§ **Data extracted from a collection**
● ● ● ●
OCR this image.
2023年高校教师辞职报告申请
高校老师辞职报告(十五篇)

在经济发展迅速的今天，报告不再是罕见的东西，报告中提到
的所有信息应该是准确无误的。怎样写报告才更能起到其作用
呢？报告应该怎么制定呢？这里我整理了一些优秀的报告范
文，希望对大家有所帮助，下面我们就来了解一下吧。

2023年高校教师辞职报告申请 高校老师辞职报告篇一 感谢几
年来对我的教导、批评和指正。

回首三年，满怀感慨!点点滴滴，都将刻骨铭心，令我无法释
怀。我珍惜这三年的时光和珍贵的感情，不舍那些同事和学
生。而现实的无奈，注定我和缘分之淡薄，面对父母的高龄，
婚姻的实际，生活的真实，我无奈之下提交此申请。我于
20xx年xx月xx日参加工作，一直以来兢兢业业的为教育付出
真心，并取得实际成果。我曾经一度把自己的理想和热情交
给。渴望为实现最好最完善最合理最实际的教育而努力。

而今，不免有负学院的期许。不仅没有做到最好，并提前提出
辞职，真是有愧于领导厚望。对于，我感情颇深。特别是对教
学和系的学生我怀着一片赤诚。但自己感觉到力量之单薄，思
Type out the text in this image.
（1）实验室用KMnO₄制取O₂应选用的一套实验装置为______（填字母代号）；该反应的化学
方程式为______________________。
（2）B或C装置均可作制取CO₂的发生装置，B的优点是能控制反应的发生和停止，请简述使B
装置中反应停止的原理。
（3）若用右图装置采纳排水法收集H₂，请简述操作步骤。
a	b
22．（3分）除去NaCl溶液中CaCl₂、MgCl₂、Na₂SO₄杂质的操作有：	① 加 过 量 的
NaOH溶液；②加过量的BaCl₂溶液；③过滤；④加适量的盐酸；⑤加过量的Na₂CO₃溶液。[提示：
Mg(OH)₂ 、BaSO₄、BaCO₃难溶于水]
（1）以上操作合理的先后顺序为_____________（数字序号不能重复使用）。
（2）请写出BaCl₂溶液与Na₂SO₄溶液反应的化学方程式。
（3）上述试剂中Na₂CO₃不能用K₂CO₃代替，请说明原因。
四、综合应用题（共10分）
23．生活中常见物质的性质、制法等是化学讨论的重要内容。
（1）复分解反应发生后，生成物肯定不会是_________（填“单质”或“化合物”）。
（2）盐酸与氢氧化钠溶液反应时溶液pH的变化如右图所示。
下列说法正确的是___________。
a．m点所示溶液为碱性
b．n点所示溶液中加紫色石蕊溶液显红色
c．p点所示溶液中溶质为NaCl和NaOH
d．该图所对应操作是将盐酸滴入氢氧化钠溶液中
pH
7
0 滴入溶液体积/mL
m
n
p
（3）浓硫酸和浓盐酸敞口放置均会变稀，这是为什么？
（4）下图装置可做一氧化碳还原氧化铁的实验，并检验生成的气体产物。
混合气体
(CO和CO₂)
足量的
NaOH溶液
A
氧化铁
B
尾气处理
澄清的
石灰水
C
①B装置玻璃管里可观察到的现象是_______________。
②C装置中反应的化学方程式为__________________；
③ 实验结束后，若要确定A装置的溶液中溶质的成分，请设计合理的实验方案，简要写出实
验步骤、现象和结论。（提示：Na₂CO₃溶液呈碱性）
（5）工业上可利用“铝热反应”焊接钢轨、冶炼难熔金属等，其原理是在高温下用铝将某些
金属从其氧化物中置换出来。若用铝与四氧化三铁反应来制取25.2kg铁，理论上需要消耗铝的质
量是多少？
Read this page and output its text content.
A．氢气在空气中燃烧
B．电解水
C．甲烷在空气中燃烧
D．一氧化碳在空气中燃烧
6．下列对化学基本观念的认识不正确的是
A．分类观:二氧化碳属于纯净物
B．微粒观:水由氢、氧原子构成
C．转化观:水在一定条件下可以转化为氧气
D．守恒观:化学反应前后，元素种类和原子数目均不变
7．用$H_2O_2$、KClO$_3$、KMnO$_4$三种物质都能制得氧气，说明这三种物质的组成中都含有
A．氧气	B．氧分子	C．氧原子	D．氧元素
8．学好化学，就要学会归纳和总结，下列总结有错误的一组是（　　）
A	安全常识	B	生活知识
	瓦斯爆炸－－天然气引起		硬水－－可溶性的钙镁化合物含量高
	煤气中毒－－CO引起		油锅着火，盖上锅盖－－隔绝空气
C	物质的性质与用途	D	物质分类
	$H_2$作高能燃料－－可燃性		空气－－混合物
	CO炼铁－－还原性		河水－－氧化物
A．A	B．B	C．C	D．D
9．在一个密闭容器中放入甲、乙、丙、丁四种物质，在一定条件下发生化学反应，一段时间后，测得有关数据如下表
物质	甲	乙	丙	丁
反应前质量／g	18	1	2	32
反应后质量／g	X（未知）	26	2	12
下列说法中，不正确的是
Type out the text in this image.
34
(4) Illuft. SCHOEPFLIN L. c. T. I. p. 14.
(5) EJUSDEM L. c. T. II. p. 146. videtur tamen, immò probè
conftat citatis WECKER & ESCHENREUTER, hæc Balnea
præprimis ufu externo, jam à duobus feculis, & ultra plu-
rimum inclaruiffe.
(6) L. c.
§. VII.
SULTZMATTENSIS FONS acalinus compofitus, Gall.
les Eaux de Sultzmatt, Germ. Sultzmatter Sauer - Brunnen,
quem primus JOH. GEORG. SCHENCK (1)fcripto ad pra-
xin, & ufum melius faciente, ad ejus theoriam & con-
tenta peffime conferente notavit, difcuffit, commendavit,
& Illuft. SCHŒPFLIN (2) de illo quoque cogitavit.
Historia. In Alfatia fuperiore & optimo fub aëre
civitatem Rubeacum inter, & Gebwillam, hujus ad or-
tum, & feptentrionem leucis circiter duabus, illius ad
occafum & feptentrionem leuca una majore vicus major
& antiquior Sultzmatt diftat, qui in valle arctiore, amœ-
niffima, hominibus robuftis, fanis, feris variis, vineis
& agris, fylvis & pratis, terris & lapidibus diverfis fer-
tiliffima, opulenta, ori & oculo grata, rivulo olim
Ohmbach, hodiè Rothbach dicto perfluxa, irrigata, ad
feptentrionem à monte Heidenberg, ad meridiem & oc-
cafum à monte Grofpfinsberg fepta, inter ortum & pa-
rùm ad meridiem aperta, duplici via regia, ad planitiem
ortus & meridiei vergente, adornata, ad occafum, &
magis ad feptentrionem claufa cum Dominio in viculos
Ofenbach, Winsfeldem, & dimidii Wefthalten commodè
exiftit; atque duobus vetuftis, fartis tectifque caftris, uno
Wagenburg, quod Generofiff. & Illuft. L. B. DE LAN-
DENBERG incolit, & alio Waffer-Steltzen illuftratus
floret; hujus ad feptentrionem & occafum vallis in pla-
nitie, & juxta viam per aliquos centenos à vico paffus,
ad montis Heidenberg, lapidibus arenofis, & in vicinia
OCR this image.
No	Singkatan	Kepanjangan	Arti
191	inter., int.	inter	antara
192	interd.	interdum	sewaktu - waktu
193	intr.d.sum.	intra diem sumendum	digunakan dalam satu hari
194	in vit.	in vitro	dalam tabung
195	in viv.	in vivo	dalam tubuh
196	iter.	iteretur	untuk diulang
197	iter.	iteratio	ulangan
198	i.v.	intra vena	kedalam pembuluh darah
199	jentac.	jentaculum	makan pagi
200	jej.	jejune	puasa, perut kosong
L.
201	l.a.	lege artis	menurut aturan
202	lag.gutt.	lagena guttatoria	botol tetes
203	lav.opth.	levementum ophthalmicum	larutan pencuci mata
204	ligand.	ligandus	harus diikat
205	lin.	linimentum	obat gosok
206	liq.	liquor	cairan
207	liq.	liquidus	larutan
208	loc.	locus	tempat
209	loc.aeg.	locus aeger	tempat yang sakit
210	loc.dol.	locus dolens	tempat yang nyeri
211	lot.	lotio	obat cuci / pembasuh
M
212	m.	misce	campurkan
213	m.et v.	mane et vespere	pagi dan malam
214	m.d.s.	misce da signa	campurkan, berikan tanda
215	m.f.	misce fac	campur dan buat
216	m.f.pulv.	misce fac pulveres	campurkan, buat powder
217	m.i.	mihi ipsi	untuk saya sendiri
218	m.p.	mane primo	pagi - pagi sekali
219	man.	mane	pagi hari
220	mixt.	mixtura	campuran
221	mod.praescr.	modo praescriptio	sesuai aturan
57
● ● ● ●
§ **Exercise objective**
Find the lines containing "untuk" and list every one of them.

§ **Full response**
196	iter.	iteretur	untuk diulang
217	m.i.	mihi ipsi	untuk saya sendiri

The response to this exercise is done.